— Begin —

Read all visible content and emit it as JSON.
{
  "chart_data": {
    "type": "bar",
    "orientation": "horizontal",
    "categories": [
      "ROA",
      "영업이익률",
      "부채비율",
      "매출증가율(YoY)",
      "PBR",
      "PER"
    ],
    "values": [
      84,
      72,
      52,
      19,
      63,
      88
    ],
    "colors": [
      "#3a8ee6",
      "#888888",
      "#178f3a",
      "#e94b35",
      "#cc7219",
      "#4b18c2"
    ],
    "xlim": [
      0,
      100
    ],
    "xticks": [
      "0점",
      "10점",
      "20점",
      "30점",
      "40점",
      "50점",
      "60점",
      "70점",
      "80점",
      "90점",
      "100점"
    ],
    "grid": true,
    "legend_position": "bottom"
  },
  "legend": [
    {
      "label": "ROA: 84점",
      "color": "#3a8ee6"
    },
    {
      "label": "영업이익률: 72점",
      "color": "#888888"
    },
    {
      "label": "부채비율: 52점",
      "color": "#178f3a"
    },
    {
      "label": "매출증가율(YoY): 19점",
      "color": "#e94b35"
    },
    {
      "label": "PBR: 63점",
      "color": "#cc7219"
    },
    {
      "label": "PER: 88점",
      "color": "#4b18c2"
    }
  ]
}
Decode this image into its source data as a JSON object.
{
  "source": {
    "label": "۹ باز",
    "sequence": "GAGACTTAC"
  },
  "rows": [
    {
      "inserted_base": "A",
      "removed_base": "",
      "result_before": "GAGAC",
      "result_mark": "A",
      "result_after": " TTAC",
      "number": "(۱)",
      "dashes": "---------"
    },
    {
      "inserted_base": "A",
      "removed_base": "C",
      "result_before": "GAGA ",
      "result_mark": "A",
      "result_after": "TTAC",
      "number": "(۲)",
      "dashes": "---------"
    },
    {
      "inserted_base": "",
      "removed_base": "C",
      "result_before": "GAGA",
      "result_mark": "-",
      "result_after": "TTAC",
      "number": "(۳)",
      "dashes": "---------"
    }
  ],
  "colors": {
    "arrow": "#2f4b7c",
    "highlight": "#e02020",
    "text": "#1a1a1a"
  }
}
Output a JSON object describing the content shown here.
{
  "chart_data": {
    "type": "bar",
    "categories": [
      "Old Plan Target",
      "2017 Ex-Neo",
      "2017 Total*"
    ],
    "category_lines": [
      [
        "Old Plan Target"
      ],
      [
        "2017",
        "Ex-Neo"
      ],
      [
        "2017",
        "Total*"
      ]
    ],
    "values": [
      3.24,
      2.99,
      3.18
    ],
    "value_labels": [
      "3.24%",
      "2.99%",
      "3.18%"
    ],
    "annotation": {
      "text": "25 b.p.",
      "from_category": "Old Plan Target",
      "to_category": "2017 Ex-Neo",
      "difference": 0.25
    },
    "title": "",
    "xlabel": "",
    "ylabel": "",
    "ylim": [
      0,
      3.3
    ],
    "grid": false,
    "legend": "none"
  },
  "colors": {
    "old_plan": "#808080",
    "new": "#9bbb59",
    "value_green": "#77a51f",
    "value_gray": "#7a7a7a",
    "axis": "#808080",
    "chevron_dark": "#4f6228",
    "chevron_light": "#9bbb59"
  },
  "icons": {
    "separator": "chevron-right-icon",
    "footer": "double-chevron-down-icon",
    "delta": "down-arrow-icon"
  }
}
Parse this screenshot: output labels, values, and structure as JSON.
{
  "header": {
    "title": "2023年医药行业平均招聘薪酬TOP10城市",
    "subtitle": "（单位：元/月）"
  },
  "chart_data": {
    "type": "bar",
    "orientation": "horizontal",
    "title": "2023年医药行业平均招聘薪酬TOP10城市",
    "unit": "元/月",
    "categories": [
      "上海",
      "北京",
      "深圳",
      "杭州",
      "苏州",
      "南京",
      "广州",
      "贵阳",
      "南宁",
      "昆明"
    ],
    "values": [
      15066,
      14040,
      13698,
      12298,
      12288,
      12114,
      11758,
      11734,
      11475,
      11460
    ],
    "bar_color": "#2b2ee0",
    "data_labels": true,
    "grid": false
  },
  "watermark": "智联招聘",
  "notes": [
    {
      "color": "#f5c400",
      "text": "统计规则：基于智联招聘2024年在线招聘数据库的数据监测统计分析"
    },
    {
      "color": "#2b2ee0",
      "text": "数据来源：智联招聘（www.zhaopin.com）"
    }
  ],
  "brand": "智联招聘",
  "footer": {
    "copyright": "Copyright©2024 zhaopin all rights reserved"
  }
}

— End —

GIVEN INSTRUCTION = Quote the entire listing above exactly.

RESPONSE TO THE EXERCISE =
Read all visible content and emit it as JSON.
{
  "chart_data": {
    "type": "bar",
    "orientation": "horizontal",
    "categories": [
      "ROA",
      "영업이익률",
      "부채비율",
      "매출증가율(YoY)",
      "PBR",
      "PER"
    ],
    "values": [
      84,
      72,
      52,
      19,
      63,
      88
    ],
    "colors": [
      "#3a8ee6",
      "#888888",
      "#178f3a",
      "#e94b35",
      "#cc7219",
      "#4b18c2"
    ],
    "xlim": [
      0,
      100
    ],
    "xticks": [
      "0점",
      "10점",
      "20점",
      "30점",
      "40점",
      "50점",
      "60점",
      "70점",
      "80점",
      "90점",
      "100점"
    ],
    "grid": true,
    "legend_position": "bottom"
  },
  "legend": [
    {
      "label": "ROA: 84점",
      "color": "#3a8ee6"
    },
    {
      "label": "영업이익률: 72점",
      "color": "#888888"
    },
    {
      "label": "부채비율: 52점",
      "color": "#178f3a"
    },
    {
      "label": "매출증가율(YoY): 19점",
      "color": "#e94b35"
    },
    {
      "label": "PBR: 63점",
      "color": "#cc7219"
    },
    {
      "label": "PER: 88점",
      "color": "#4b18c2"
    }
  ]
}
Decode this image into its source data as a JSON object.
{
  "source": {
    "label": "۹ باز",
    "sequence": "GAGACTTAC"
  },
  "rows": [
    {
      "inserted_base": "A",
      "removed_base": "",
      "result_before": "GAGAC",
      "result_mark": "A",
      "result_after": " TTAC",
      "number": "(۱)",
      "dashes": "---------"
    },
    {
      "inserted_base": "A",
      "removed_base": "C",
      "result_before": "GAGA ",
      "result_mark": "A",
      "result_after": "TTAC",
      "number": "(۲)",
      "dashes": "---------"
    },
    {
      "inserted_base": "",
      "removed_base": "C",
      "result_before": "GAGA",
      "result_mark": "-",
      "result_after": "TTAC",
      "number": "(۳)",
      "dashes": "---------"
    }
  ],
  "colors": {
    "arrow": "#2f4b7c",
    "highlight": "#e02020",
    "text": "#1a1a1a"
  }
}
Output a JSON object describing the content shown here.
{
  "chart_data": {
    "type": "bar",
    "categories": [
      "Old Plan Target",
      "2017 Ex-Neo",
      "2017 Total*"
    ],
    "category_lines": [
      [
        "Old Plan Target"
      ],
      [
        "2017",
        "Ex-Neo"
      ],
      [
        "2017",
        "Total*"
      ]
    ],
    "values": [
      3.24,
      2.99,
      3.18
    ],
    "value_labels": [
      "3.24%",
      "2.99%",
      "3.18%"
    ],
    "annotation": {
      "text": "25 b.p.",
      "from_category": "Old Plan Target",
      "to_category": "2017 Ex-Neo",
      "difference": 0.25
    },
    "title": "",
    "xlabel": "",
    "ylabel": "",
    "ylim": [
      0,
      3.3
    ],
    "grid": false,
    "legend": "none"
  },
  "colors": {
    "old_plan": "#808080",
    "new": "#9bbb59",
    "value_green": "#77a51f",
    "value_gray": "#7a7a7a",
    "axis": "#808080",
    "chevron_dark": "#4f6228",
    "chevron_light": "#9bbb59"
  },
  "icons": {
    "separator": "chevron-right-icon",
    "footer": "double-chevron-down-icon",
    "delta": "down-arrow-icon"
  }
}
Parse this screenshot: output labels, values, and structure as JSON.
{
  "header": {
    "title": "2023年医药行业平均招聘薪酬TOP10城市",
    "subtitle": "（单位：元/月）"
  },
  "chart_data": {
    "type": "bar",
    "orientation": "horizontal",
    "title": "2023年医药行业平均招聘薪酬TOP10城市",
    "unit": "元/月",
    "categories": [
      "上海",
      "北京",
      "深圳",
      "杭州",
      "苏州",
      "南京",
      "广州",
      "贵阳",
      "南宁",
      "昆明"
    ],
    "values": [
      15066,
      14040,
      13698,
      12298,
      12288,
      12114,
      11758,
      11734,
      11475,
      11460
    ],
    "bar_color": "#2b2ee0",
    "data_labels": true,
    "grid": false
  },
  "watermark": "智联招聘",
  "notes": [
    {
      "color": "#f5c400",
      "text": "统计规则：基于智联招聘2024年在线招聘数据库的数据监测统计分析"
    },
    {
      "color": "#2b2ee0",
      "text": "数据来源：智联招聘（www.zhaopin.com）"
    }
  ],
  "brand": "智联招聘",
  "footer": {
    "copyright": "Copyright©2024 zhaopin all rights reserved"
  }
}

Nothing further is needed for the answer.